* start *

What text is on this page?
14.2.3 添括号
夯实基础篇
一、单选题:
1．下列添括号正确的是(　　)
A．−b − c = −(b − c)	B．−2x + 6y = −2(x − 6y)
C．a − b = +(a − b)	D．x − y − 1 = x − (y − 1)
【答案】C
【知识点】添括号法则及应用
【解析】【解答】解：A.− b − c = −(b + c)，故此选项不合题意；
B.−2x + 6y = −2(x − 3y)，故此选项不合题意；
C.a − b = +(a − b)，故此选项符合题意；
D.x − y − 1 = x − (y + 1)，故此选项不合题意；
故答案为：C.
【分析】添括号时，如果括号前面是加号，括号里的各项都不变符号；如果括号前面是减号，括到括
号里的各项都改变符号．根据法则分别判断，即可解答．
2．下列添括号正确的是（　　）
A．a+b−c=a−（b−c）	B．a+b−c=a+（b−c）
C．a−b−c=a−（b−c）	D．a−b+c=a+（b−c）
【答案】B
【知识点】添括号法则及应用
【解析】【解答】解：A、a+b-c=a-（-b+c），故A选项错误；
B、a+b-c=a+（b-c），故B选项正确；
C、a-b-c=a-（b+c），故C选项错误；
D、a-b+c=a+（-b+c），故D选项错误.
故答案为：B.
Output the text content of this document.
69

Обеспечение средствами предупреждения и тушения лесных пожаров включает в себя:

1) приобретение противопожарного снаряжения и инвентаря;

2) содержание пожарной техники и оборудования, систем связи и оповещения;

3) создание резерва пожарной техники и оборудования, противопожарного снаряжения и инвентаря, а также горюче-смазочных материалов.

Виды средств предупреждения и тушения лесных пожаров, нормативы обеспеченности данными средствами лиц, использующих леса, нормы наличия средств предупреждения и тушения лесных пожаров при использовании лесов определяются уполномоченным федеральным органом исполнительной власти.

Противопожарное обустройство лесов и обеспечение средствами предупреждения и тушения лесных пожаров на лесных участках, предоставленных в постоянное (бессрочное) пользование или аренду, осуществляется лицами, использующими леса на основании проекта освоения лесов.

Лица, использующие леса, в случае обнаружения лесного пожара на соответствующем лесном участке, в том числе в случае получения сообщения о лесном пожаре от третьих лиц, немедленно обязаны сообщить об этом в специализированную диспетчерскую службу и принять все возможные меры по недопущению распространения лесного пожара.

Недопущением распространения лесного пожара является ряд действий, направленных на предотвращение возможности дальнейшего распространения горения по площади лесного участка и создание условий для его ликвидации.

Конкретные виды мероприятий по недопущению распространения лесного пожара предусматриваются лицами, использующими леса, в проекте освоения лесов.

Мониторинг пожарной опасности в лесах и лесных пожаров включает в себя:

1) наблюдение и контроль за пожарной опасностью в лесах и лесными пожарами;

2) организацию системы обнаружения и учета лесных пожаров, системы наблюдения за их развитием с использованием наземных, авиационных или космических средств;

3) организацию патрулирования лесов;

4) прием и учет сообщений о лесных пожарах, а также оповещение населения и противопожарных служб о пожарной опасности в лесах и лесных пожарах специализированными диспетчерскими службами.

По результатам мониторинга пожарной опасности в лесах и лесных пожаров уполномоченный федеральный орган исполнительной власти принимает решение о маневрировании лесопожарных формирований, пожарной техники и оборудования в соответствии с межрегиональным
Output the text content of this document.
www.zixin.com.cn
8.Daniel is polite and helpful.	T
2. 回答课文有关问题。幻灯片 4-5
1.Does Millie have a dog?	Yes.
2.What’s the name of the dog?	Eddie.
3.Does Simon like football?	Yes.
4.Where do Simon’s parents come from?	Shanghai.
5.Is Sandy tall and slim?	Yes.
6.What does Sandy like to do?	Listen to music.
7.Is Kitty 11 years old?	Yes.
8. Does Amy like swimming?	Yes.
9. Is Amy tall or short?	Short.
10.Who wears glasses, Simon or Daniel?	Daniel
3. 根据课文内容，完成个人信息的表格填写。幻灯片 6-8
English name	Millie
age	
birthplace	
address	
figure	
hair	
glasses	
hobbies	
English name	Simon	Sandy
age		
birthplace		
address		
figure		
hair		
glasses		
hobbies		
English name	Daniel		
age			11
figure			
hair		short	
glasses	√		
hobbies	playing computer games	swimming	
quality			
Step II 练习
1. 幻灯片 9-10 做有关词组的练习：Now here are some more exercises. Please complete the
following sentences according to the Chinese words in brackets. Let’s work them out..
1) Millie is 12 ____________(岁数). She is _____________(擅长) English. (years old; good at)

* end *
* start *

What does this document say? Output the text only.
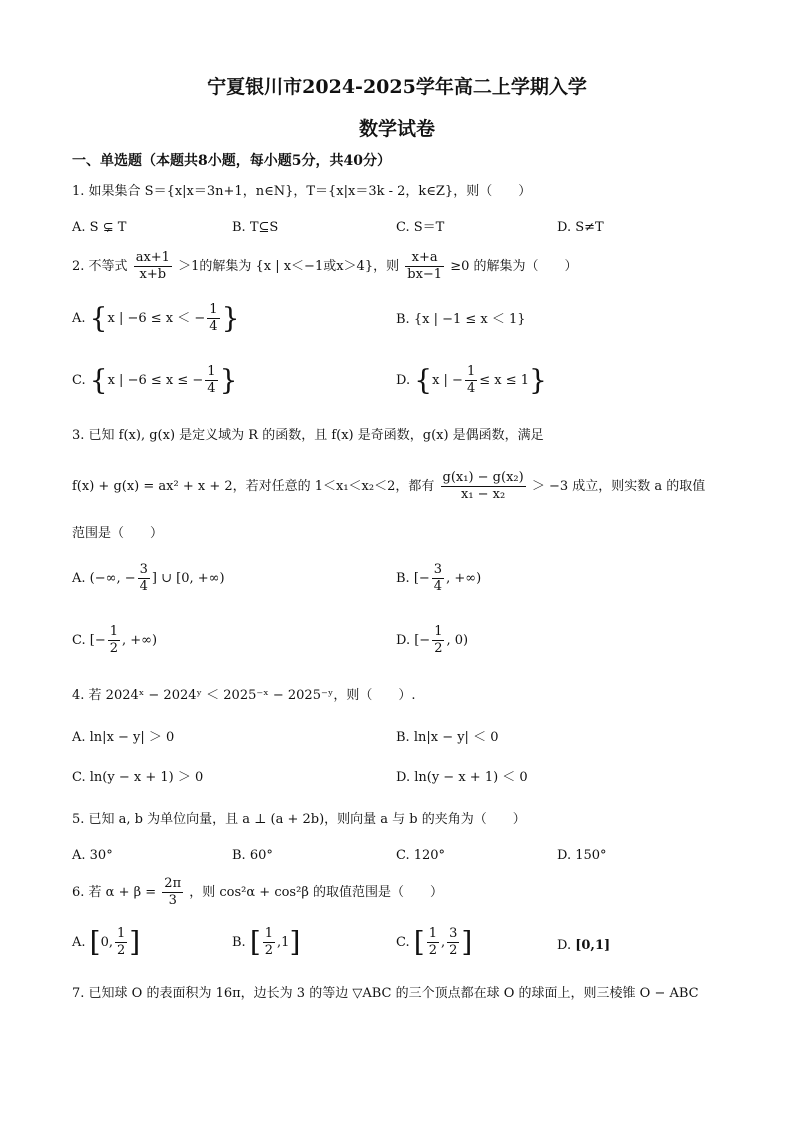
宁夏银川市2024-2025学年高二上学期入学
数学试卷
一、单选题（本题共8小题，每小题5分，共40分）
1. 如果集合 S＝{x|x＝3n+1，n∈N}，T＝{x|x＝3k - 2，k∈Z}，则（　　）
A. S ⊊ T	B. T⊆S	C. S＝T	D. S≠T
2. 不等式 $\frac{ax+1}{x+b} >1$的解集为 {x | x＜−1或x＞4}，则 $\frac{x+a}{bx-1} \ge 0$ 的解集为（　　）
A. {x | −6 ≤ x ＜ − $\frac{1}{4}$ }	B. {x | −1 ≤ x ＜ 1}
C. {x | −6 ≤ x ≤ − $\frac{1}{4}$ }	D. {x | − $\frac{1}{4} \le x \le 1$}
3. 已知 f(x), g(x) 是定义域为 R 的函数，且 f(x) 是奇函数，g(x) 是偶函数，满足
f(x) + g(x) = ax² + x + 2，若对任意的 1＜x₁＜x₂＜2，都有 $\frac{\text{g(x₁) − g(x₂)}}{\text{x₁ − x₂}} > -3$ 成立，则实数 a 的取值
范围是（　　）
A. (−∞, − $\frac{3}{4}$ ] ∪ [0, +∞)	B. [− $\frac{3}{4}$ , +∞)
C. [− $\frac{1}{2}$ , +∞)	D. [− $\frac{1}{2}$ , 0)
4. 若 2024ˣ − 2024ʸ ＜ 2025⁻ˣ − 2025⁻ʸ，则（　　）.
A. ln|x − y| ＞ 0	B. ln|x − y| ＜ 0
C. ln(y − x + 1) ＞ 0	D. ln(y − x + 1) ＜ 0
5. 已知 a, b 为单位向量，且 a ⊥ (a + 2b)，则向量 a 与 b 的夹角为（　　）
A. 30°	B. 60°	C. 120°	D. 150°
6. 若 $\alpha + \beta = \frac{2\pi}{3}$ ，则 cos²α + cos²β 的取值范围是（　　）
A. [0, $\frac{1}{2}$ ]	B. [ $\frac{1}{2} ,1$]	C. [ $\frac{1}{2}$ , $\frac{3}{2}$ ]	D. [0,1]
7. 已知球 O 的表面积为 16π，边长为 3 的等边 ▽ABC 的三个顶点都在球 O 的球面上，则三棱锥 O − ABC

* end *

Tally up the lines in the records containing the word "hobbies", then give the count and nothing else.

3